PROBLEM REQUIREMENTS:
Below is a block of records; repeat all of them exactly.

======== WORKING DATA ========

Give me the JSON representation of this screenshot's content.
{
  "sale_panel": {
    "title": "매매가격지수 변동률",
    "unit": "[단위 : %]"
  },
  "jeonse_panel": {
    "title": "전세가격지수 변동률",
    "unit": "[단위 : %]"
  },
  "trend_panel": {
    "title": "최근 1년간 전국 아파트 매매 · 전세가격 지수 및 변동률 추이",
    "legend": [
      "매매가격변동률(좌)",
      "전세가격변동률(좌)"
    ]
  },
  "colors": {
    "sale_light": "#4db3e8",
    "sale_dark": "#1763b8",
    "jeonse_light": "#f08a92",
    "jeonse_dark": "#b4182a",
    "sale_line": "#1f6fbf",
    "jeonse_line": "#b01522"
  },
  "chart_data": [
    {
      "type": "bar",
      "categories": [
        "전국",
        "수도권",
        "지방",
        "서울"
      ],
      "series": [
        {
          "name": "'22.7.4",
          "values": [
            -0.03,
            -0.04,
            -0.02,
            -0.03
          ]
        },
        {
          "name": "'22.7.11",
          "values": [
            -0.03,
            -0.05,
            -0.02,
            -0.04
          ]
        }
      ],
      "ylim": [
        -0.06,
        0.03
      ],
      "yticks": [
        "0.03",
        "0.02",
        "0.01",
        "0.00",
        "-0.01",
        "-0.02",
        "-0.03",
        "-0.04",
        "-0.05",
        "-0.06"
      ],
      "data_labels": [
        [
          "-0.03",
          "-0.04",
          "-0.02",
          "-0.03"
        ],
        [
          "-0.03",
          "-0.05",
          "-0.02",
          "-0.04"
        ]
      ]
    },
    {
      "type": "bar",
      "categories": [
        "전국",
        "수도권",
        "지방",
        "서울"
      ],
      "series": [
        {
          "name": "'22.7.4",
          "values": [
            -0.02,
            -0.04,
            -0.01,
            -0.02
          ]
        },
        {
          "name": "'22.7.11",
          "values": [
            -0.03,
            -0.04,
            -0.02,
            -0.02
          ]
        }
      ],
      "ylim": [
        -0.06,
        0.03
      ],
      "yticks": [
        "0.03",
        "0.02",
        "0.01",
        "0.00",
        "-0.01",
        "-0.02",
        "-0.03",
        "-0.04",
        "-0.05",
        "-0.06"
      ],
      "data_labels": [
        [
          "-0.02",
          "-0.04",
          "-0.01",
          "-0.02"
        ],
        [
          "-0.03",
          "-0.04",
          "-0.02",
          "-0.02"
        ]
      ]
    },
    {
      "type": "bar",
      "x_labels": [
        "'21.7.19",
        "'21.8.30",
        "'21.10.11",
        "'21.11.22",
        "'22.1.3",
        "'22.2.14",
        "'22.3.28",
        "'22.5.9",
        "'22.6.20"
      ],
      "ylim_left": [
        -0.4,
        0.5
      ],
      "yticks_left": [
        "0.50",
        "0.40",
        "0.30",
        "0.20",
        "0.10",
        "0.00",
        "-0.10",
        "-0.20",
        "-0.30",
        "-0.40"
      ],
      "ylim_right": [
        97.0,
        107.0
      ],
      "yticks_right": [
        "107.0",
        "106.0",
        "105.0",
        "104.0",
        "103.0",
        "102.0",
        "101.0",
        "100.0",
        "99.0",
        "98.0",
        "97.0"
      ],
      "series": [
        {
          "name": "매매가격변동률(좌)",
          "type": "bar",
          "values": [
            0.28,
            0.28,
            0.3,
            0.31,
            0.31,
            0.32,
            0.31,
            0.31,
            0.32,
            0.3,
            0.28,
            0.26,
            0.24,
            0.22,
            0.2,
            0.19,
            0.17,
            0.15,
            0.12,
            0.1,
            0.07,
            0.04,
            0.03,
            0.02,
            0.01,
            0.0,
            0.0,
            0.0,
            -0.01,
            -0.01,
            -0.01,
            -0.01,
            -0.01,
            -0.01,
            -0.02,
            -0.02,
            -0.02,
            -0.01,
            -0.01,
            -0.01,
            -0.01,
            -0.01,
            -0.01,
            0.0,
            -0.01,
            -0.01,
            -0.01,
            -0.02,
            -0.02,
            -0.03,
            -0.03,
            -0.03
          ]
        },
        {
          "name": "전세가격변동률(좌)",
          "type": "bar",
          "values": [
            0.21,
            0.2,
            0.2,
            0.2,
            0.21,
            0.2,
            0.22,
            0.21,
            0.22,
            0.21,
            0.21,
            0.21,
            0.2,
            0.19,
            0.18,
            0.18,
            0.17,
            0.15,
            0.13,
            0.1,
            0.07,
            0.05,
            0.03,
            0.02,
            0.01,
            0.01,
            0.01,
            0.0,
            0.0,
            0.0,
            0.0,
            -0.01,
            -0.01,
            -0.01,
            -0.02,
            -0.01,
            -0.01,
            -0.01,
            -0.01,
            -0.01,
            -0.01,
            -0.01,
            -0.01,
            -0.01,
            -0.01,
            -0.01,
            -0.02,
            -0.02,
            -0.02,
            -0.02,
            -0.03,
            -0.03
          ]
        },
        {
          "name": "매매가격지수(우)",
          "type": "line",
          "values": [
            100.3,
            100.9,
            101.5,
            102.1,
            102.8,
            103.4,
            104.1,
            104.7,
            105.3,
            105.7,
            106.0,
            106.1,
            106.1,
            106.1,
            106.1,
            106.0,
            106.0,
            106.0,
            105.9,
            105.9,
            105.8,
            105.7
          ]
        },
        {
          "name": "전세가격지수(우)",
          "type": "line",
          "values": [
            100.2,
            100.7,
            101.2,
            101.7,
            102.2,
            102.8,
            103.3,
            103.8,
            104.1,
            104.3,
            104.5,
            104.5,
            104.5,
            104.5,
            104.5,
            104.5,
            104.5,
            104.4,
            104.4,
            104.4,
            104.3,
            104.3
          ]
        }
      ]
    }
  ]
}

========

ANSWER IN FULL:
Give me the JSON representation of this screenshot's content.
{
  "sale_panel": {
    "title": "매매가격지수 변동률",
    "unit": "[단위 : %]"
  },
  "jeonse_panel": {
    "title": "전세가격지수 변동률",
    "unit": "[단위 : %]"
  },
  "trend_panel": {
    "title": "최근 1년간 전국 아파트 매매 · 전세가격 지수 및 변동률 추이",
    "legend": [
      "매매가격변동률(좌)",
      "전세가격변동률(좌)"
    ]
  },
  "colors": {
    "sale_light": "#4db3e8",
    "sale_dark": "#1763b8",
    "jeonse_light": "#f08a92",
    "jeonse_dark": "#b4182a",
    "sale_line": "#1f6fbf",
    "jeonse_line": "#b01522"
  },
  "chart_data": [
    {
      "type": "bar",
      "categories": [
        "전국",
        "수도권",
        "지방",
        "서울"
      ],
      "series": [
        {
          "name": "'22.7.4",
          "values": [
            -0.03,
            -0.04,
            -0.02,
            -0.03
          ]
        },
        {
          "name": "'22.7.11",
          "values": [
            -0.03,
            -0.05,
            -0.02,
            -0.04
          ]
        }
      ],
      "ylim": [
        -0.06,
        0.03
      ],
      "yticks": [
        "0.03",
        "0.02",
        "0.01",
        "0.00",
        "-0.01",
        "-0.02",
        "-0.03",
        "-0.04",
        "-0.05",
        "-0.06"
      ],
      "data_labels": [
        [
          "-0.03",
          "-0.04",
          "-0.02",
          "-0.03"
        ],
        [
          "-0.03",
          "-0.05",
          "-0.02",
          "-0.04"
        ]
      ]
    },
    {
      "type": "bar",
      "categories": [
        "전국",
        "수도권",
        "지방",
        "서울"
      ],
      "series": [
        {
          "name": "'22.7.4",
          "values": [
            -0.02,
            -0.04,
            -0.01,
            -0.02
          ]
        },
        {
          "name": "'22.7.11",
          "values": [
            -0.03,
            -0.04,
            -0.02,
            -0.02
          ]
        }
      ],
      "ylim": [
        -0.06,
        0.03
      ],
      "yticks": [
        "0.03",
        "0.02",
        "0.01",
        "0.00",
        "-0.01",
        "-0.02",
        "-0.03",
        "-0.04",
        "-0.05",
        "-0.06"
      ],
      "data_labels": [
        [
          "-0.02",
          "-0.04",
          "-0.01",
          "-0.02"
        ],
        [
          "-0.03",
          "-0.04",
          "-0.02",
          "-0.02"
        ]
      ]
    },
    {
      "type": "bar",
      "x_labels": [
        "'21.7.19",
        "'21.8.30",
        "'21.10.11",
        "'21.11.22",
        "'22.1.3",
        "'22.2.14",
        "'22.3.28",
        "'22.5.9",
        "'22.6.20"
      ],
      "ylim_left": [
        -0.4,
        0.5
      ],
      "yticks_left": [
        "0.50",
        "0.40",
        "0.30",
        "0.20",
        "0.10",
        "0.00",
        "-0.10",
        "-0.20",
        "-0.30",
        "-0.40"
      ],
      "ylim_right": [
        97.0,
        107.0
      ],
      "yticks_right": [
        "107.0",
        "106.0",
        "105.0",
        "104.0",
        "103.0",
        "102.0",
        "101.0",
        "100.0",
        "99.0",
        "98.0",
        "97.0"
      ],
      "series": [
        {
          "name": "매매가격변동률(좌)",
          "type": "bar",
          "values": [
            0.28,
            0.28,
            0.3,
            0.31,
            0.31,
            0.32,
            0.31,
            0.31,
            0.32,
            0.3,
            0.28,
            0.26,
            0.24,
            0.22,
            0.2,
            0.19,
            0.17,
            0.15,
            0.12,
            0.1,
            0.07,
            0.04,
            0.03,
            0.02,
            0.01,
            0.0,
            0.0,
            0.0,
            -0.01,
            -0.01,
            -0.01,
            -0.01,
            -0.01,
            -0.01,
            -0.02,
            -0.02,
            -0.02,
            -0.01,
            -0.01,
            -0.01,
            -0.01,
            -0.01,
            -0.01,
            0.0,
            -0.01,
            -0.01,
            -0.01,
            -0.02,
            -0.02,
            -0.03,
            -0.03,
            -0.03
          ]
        },
        {
          "name": "전세가격변동률(좌)",
          "type": "bar",
          "values": [
            0.21,
            0.2,
            0.2,
            0.2,
            0.21,
            0.2,
            0.22,
            0.21,
            0.22,
            0.21,
            0.21,
            0.21,
            0.2,
            0.19,
            0.18,
            0.18,
            0.17,
            0.15,
            0.13,
            0.1,
            0.07,
            0.05,
            0.03,
            0.02,
            0.01,
            0.01,
            0.01,
            0.0,
            0.0,
            0.0,
            0.0,
            -0.01,
            -0.01,
            -0.01,
            -0.02,
            -0.01,
            -0.01,
            -0.01,
            -0.01,
            -0.01,
            -0.01,
            -0.01,
            -0.01,
            -0.01,
            -0.01,
            -0.01,
            -0.02,
            -0.02,
            -0.02,
            -0.02,
            -0.03,
            -0.03
          ]
        },
        {
          "name": "매매가격지수(우)",
          "type": "line",
          "values": [
            100.3,
            100.9,
            101.5,
            102.1,
            102.8,
            103.4,
            104.1,
            104.7,
            105.3,
            105.7,
            106.0,
            106.1,
            106.1,
            106.1,
            106.1,
            106.0,
            106.0,
            106.0,
            105.9,
            105.9,
            105.8,
            105.7
          ]
        },
        {
          "name": "전세가격지수(우)",
          "type": "line",
          "values": [
            100.2,
            100.7,
            101.2,
            101.7,
            102.2,
            102.8,
            103.3,
            103.8,
            104.1,
            104.3,
            104.5,
            104.5,
            104.5,
            104.5,
            104.5,
            104.5,
            104.5,
            104.4,
            104.4,
            104.4,
            104.3,
            104.3
          ]
        }
      ]
    }
  ]
}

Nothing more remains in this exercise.